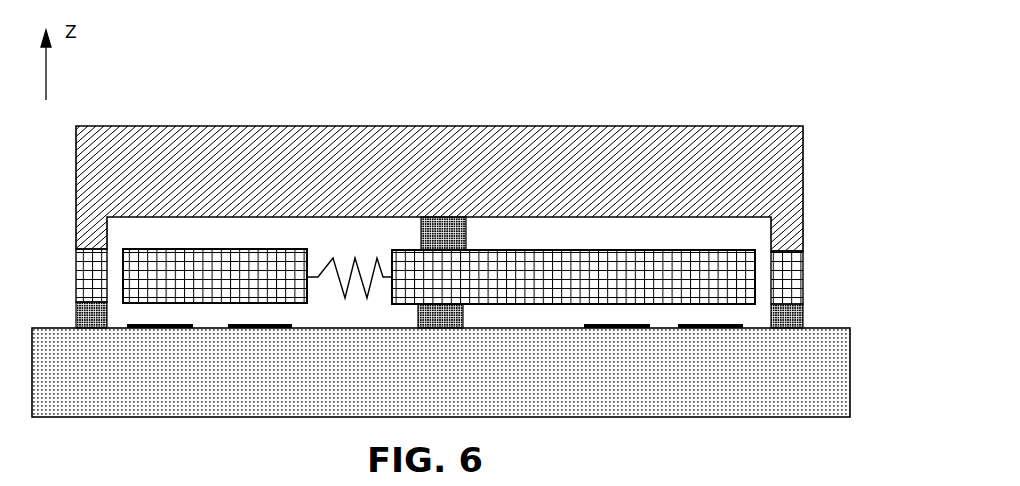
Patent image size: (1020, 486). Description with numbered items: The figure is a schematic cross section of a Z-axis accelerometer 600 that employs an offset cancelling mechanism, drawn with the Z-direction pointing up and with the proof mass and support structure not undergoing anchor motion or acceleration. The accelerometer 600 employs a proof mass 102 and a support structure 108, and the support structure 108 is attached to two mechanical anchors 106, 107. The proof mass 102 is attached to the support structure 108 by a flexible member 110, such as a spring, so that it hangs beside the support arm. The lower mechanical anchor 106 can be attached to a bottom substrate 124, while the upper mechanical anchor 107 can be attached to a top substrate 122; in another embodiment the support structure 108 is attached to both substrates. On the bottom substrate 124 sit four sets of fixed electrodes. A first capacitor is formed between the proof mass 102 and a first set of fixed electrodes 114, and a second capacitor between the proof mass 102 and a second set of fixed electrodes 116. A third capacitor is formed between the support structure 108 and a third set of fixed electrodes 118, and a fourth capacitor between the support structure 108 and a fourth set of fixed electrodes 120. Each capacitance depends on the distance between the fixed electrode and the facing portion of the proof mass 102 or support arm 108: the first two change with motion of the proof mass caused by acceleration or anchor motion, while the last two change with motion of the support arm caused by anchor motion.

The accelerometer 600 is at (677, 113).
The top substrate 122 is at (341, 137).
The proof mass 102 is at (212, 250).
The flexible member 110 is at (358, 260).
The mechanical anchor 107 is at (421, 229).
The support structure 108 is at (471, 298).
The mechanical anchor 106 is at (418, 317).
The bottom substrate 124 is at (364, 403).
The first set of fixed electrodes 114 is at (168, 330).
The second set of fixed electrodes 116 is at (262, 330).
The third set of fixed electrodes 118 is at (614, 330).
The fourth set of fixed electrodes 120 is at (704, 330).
--*--
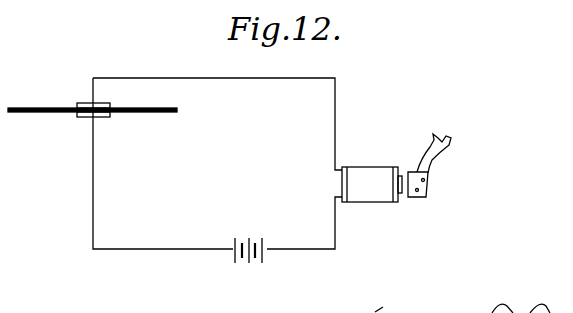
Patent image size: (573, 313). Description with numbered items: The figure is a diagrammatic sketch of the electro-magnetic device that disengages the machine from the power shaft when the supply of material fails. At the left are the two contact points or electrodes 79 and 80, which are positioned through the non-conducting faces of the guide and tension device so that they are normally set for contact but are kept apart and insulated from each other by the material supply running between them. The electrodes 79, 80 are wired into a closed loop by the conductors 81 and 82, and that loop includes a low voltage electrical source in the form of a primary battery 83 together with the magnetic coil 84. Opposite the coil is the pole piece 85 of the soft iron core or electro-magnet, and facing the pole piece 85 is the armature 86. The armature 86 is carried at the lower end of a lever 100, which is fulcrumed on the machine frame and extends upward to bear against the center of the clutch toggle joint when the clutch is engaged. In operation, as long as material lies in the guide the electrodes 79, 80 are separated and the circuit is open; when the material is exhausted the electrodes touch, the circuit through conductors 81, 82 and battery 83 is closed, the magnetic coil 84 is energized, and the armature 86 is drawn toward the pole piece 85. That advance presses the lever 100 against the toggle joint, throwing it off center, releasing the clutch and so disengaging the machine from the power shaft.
--*--
Copy the items word for word, starting at the line that contains "Patent image size: (1020, 486)." and ending after the line that contains "The accelerometer 600 is at (677, 113).".

## EXERCISE OUTPUT
Patent image size: (1020, 486). Description with numbered items: The figure is a schematic cross section of a Z-axis accelerometer 600 that employs an offset cancelling mechanism, drawn with the Z-direction pointing up and with the proof mass and support structure not undergoing anchor motion or acceleration. The accelerometer 600 employs a proof mass 102 and a support structure 108, and the support structure 108 is attached to two mechanical anchors 106, 107. The proof mass 102 is attached to the support structure 108 by a flexible member 110, such as a spring, so that it hangs beside the support arm. The lower mechanical anchor 106 can be attached to a bottom substrate 124, while the upper mechanical anchor 107 can be attached to a top substrate 122; in another embodiment the support structure 108 is attached to both substrates. On the bottom substrate 124 sit four sets of fixed electrodes. A first capacitor is formed between the proof mass 102 and a first set of fixed electrodes 114, and a second capacitor between the proof mass 102 and a second set of fixed electrodes 116. A third capacitor is formed between the support structure 108 and a third set of fixed electrodes 118, and a fourth capacitor between the support structure 108 and a fourth set of fixed electrodes 120. Each capacitance depends on the distance between the fixed electrode and the facing portion of the proof mass 102 or support arm 108: the first two change with motion of the proof mass caused by acceleration or anchor motion, while the last two change with motion of the support arm caused by anchor motion.

The accelerometer 600 is at (677, 113).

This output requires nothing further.